▶ _WHAT IS EXPECTED_:
Go through the data below and gather each line containing "this".
*-*-*
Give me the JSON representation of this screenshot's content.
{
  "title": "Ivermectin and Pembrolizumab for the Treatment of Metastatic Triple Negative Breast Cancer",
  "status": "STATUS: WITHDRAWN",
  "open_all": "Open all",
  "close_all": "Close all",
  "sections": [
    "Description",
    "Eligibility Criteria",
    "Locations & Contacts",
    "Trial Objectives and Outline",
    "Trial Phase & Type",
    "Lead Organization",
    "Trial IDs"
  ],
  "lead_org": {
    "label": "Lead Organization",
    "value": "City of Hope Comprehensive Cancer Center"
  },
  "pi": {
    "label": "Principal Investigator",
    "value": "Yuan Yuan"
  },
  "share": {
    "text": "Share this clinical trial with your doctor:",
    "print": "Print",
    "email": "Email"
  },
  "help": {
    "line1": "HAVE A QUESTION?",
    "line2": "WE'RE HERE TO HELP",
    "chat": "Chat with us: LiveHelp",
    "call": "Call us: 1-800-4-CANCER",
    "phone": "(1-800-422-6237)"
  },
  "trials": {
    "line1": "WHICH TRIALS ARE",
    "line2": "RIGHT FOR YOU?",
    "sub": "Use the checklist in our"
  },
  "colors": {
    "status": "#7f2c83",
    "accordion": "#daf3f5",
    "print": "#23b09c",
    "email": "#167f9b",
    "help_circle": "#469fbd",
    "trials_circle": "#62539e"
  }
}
*-*-*
▶ _FULL RESPONSE_:
Give me the JSON representation of this screenshot's content.
    "text": "Share this clinical trial with your doctor:",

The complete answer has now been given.